→ **RECORDS SHOWN**:
━━━━

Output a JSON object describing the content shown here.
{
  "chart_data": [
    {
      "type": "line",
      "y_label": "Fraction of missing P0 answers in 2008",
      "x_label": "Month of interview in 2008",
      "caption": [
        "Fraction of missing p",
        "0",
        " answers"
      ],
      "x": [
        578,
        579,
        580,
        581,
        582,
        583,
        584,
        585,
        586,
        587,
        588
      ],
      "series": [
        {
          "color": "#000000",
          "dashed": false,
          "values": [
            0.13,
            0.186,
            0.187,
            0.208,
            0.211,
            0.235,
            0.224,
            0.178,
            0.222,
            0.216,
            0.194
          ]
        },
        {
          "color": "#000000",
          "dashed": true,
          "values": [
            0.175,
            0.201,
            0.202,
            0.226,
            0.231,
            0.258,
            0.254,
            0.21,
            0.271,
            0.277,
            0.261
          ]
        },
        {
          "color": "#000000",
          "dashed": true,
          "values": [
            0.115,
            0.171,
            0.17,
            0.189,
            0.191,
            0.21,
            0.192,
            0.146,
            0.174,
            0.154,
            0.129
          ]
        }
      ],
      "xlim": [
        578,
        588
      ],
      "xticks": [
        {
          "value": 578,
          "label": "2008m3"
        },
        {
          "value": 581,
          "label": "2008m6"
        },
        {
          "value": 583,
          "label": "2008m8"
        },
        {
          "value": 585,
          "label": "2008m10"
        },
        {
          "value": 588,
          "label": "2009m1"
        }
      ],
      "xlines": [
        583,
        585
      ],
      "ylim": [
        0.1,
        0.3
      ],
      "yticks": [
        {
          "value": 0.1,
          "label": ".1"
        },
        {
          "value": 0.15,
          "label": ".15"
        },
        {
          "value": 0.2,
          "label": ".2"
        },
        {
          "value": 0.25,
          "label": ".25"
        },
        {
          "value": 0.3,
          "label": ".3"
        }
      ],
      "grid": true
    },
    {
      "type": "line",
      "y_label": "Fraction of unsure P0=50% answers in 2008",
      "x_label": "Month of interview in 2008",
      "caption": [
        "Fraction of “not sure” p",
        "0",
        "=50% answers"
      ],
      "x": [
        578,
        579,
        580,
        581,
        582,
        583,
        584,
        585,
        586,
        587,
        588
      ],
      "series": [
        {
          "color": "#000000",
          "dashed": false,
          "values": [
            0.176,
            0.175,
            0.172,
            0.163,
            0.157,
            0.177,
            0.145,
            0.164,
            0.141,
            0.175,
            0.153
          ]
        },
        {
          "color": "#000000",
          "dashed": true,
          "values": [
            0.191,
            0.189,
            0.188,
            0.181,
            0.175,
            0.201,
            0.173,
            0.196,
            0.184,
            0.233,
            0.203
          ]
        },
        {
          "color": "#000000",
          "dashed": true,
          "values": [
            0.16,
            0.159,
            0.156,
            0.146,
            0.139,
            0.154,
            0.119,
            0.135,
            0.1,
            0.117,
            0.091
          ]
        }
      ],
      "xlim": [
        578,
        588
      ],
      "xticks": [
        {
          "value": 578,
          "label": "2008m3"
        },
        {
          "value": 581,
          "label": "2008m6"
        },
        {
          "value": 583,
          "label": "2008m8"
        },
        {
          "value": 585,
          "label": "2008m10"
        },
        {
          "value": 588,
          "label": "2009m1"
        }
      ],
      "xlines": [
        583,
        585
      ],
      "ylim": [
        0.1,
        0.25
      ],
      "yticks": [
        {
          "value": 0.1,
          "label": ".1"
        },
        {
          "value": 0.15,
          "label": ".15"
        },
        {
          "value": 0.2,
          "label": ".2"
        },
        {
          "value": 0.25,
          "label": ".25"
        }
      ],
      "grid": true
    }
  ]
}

━━━━

→ **WHAT NEEDS TO BE DONE**:
Reproduce each entry word for word.

→ **CORRECT RESPONSE**:
Output a JSON object describing the content shown here.
{
  "chart_data": [
    {
      "type": "line",
      "y_label": "Fraction of missing P0 answers in 2008",
      "x_label": "Month of interview in 2008",
      "caption": [
        "Fraction of missing p",
        "0",
        " answers"
      ],
      "x": [
        578,
        579,
        580,
        581,
        582,
        583,
        584,
        585,
        586,
        587,
        588
      ],
      "series": [
        {
          "color": "#000000",
          "dashed": false,
          "values": [
            0.13,
            0.186,
            0.187,
            0.208,
            0.211,
            0.235,
            0.224,
            0.178,
            0.222,
            0.216,
            0.194
          ]
        },
        {
          "color": "#000000",
          "dashed": true,
          "values": [
            0.175,
            0.201,
            0.202,
            0.226,
            0.231,
            0.258,
            0.254,
            0.21,
            0.271,
            0.277,
            0.261
          ]
        },
        {
          "color": "#000000",
          "dashed": true,
          "values": [
            0.115,
            0.171,
            0.17,
            0.189,
            0.191,
            0.21,
            0.192,
            0.146,
            0.174,
            0.154,
            0.129
          ]
        }
      ],
      "xlim": [
        578,
        588
      ],
      "xticks": [
        {
          "value": 578,
          "label": "2008m3"
        },
        {
          "value": 581,
          "label": "2008m6"
        },
        {
          "value": 583,
          "label": "2008m8"
        },
        {
          "value": 585,
          "label": "2008m10"
        },
        {
          "value": 588,
          "label": "2009m1"
        }
      ],
      "xlines": [
        583,
        585
      ],
      "ylim": [
        0.1,
        0.3
      ],
      "yticks": [
        {
          "value": 0.1,
          "label": ".1"
        },
        {
          "value": 0.15,
          "label": ".15"
        },
        {
          "value": 0.2,
          "label": ".2"
        },
        {
          "value": 0.25,
          "label": ".25"
        },
        {
          "value": 0.3,
          "label": ".3"
        }
      ],
      "grid": true
    },
    {
      "type": "line",
      "y_label": "Fraction of unsure P0=50% answers in 2008",
      "x_label": "Month of interview in 2008",
      "caption": [
        "Fraction of “not sure” p",
        "0",
        "=50% answers"
      ],
      "x": [
        578,
        579,
        580,
        581,
        582,
        583,
        584,
        585,
        586,
        587,
        588
      ],
      "series": [
        {
          "color": "#000000",
          "dashed": false,
          "values": [
            0.176,
            0.175,
            0.172,
            0.163,
            0.157,
            0.177,
            0.145,
            0.164,
            0.141,
            0.175,
            0.153
          ]
        },
        {
          "color": "#000000",
          "dashed": true,
          "values": [
            0.191,
            0.189,
            0.188,
            0.181,
            0.175,
            0.201,
            0.173,
            0.196,
            0.184,
            0.233,
            0.203
          ]
        },
        {
          "color": "#000000",
          "dashed": true,
          "values": [
            0.16,
            0.159,
            0.156,
            0.146,
            0.139,
            0.154,
            0.119,
            0.135,
            0.1,
            0.117,
            0.091
          ]
        }
      ],
      "xlim": [
        578,
        588
      ],
      "xticks": [
        {
          "value": 578,
          "label": "2008m3"
        },
        {
          "value": 581,
          "label": "2008m6"
        },
        {
          "value": 583,
          "label": "2008m8"
        },
        {
          "value": 585,
          "label": "2008m10"
        },
        {
          "value": 588,
          "label": "2009m1"
        }
      ],
      "xlines": [
        583,
        585
      ],
      "ylim": [
        0.1,
        0.25
      ],
      "yticks": [
        {
          "value": 0.1,
          "label": ".1"
        },
        {
          "value": 0.15,
          "label": ".15"
        },
        {
          "value": 0.2,
          "label": ".2"
        },
        {
          "value": 0.25,
          "label": ".25"
        }
      ],
      "grid": true
    }
  ]
}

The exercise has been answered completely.